WHAT THIS TASK INVOLVES — Read the records and gather each line that includes "food".
begin GIVEN DATA
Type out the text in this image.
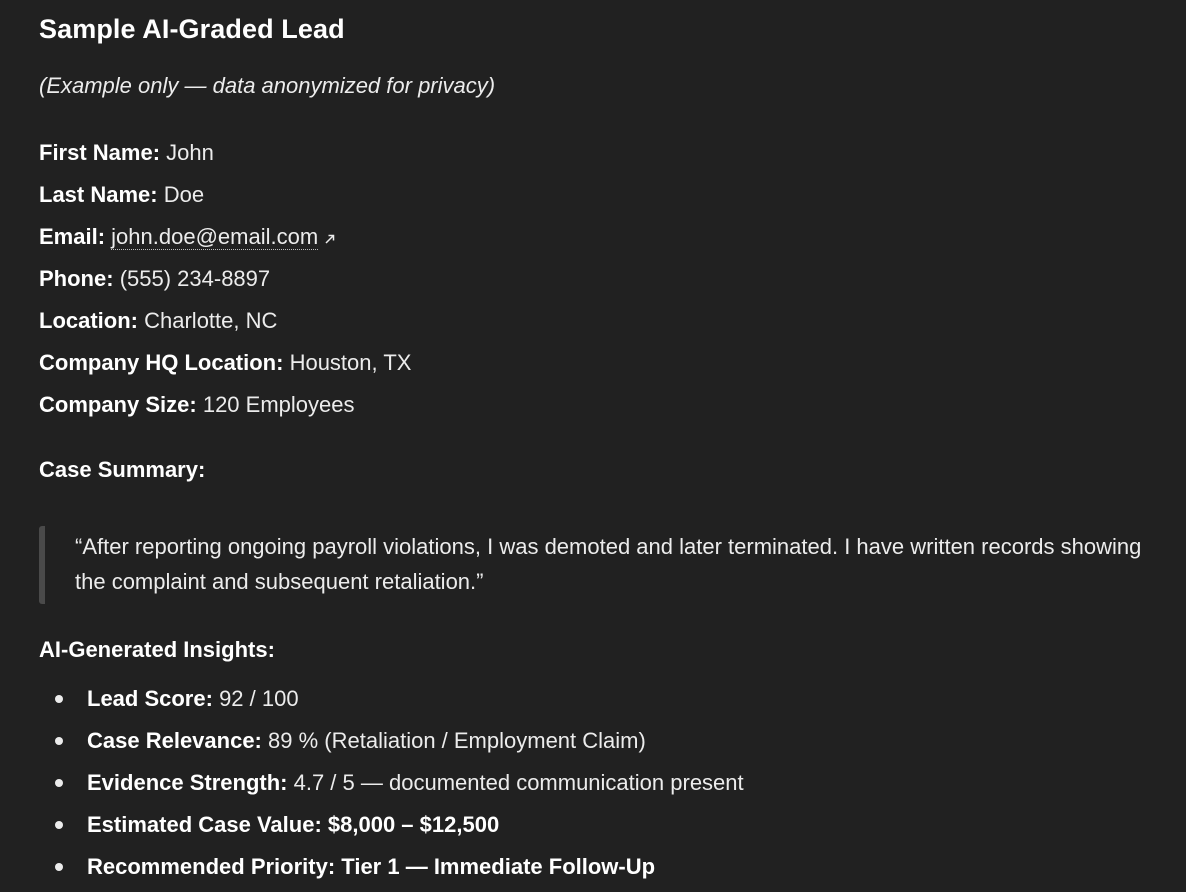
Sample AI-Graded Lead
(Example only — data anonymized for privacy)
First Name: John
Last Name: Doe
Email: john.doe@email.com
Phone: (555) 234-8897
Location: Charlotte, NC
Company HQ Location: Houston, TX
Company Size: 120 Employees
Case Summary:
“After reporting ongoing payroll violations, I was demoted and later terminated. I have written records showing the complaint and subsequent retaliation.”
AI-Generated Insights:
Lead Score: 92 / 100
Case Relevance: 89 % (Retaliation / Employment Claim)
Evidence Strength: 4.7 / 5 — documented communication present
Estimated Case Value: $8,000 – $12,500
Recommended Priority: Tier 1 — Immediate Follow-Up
end GIVEN DATA
begin GIVEN DATA
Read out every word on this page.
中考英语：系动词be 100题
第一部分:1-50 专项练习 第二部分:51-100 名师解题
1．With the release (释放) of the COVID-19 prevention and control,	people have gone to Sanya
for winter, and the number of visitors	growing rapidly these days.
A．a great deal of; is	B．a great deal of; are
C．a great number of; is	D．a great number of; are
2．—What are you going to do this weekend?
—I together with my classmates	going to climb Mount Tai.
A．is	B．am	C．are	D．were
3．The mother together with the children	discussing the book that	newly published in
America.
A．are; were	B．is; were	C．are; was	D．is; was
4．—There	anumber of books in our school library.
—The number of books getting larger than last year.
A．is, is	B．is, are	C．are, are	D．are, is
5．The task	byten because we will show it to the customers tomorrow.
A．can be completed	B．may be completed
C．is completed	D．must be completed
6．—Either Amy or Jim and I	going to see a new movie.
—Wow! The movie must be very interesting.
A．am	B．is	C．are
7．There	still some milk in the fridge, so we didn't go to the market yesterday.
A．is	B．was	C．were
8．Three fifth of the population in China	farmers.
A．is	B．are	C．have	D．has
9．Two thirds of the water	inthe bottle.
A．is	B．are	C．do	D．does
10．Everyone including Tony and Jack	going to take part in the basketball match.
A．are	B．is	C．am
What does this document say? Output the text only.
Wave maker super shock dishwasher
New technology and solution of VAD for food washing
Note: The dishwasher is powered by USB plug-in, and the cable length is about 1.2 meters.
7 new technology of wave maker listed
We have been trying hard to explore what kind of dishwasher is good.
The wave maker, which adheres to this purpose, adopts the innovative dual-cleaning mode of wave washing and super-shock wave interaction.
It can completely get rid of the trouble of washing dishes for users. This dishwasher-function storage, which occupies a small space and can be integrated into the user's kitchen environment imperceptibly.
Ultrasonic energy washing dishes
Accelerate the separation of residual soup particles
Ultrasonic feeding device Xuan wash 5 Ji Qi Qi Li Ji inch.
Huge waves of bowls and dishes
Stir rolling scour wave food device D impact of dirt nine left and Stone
end GIVEN DATA
begin GIVEN DATA
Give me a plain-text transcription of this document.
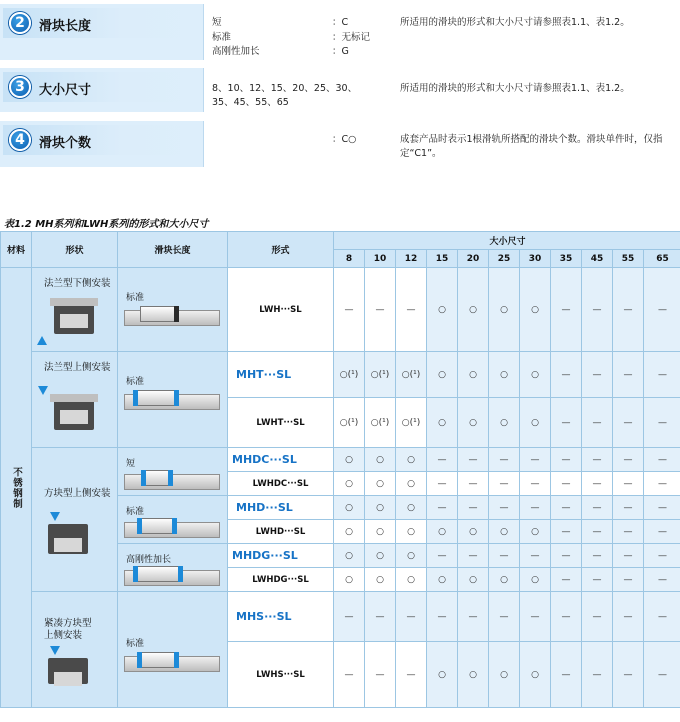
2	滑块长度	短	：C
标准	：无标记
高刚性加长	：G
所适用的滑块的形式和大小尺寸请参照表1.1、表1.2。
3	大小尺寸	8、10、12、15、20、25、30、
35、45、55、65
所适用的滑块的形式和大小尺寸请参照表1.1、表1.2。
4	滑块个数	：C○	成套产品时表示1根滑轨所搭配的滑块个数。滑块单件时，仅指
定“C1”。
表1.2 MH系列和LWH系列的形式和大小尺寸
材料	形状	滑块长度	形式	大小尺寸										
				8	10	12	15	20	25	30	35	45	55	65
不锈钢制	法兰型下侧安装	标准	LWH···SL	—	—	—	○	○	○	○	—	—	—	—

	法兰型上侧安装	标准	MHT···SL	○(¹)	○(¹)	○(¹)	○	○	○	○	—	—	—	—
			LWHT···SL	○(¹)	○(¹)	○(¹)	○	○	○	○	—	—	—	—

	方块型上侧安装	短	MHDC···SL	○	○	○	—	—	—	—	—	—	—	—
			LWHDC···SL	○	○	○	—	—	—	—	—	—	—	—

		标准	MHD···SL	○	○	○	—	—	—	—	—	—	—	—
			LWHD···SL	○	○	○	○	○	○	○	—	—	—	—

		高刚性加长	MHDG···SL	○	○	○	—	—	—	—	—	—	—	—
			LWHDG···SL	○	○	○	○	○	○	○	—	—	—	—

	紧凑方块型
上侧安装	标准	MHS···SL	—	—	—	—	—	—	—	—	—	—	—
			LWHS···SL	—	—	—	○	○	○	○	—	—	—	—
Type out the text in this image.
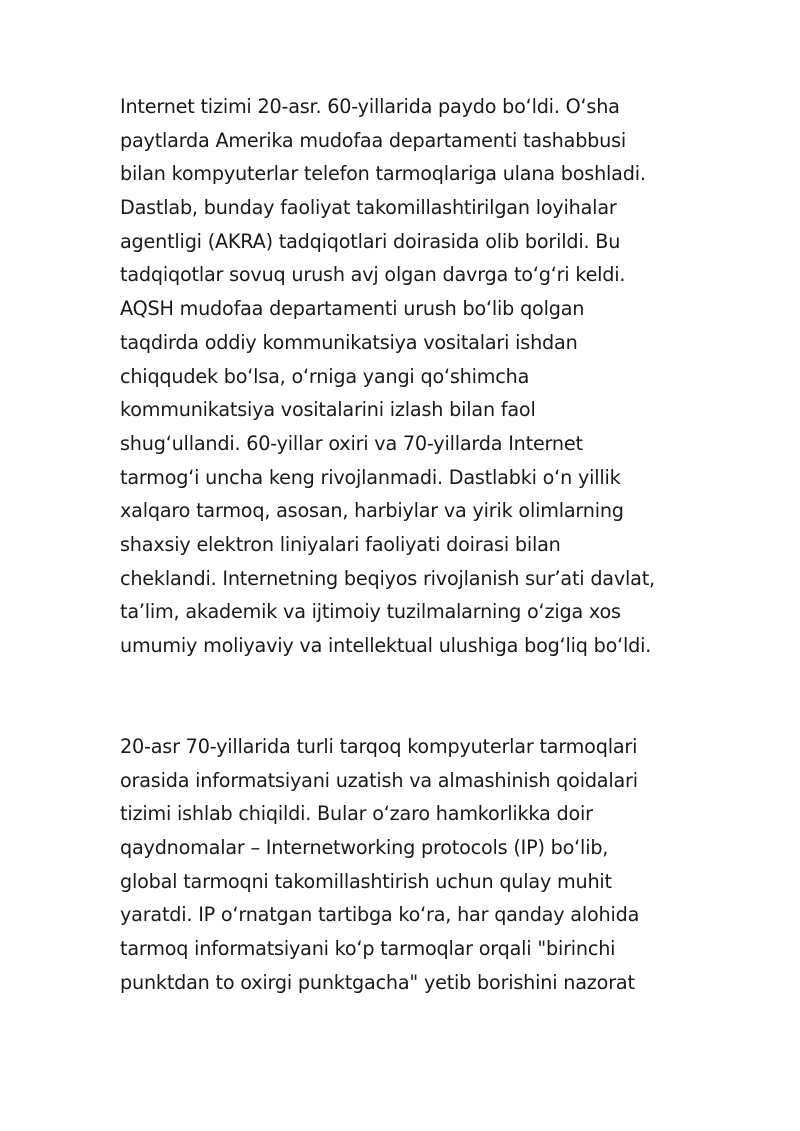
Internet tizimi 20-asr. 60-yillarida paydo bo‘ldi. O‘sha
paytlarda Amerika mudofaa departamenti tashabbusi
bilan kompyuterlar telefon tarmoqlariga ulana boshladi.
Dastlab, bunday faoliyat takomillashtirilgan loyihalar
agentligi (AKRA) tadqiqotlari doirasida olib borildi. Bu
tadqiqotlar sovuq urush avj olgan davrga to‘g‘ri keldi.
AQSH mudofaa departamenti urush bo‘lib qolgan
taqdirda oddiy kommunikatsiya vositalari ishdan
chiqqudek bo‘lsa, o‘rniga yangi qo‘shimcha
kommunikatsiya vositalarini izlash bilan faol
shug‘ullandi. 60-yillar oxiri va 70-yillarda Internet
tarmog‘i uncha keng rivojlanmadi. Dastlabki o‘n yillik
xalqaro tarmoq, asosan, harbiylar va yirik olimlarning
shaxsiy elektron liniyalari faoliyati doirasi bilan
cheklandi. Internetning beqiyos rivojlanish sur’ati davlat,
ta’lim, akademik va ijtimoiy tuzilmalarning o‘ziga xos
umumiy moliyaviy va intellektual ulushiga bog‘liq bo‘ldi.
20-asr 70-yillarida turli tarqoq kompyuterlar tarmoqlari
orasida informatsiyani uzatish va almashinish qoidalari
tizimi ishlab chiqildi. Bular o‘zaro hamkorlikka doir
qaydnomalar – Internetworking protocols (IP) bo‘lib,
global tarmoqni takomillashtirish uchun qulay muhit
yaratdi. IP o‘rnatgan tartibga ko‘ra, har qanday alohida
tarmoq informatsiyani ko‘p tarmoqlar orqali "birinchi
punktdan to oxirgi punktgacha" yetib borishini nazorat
end GIVEN DATA
TASK RESULT —
New technology and solution of VAD for food washing
Stir rolling scour wave food device D impact of dirt nine left and Stone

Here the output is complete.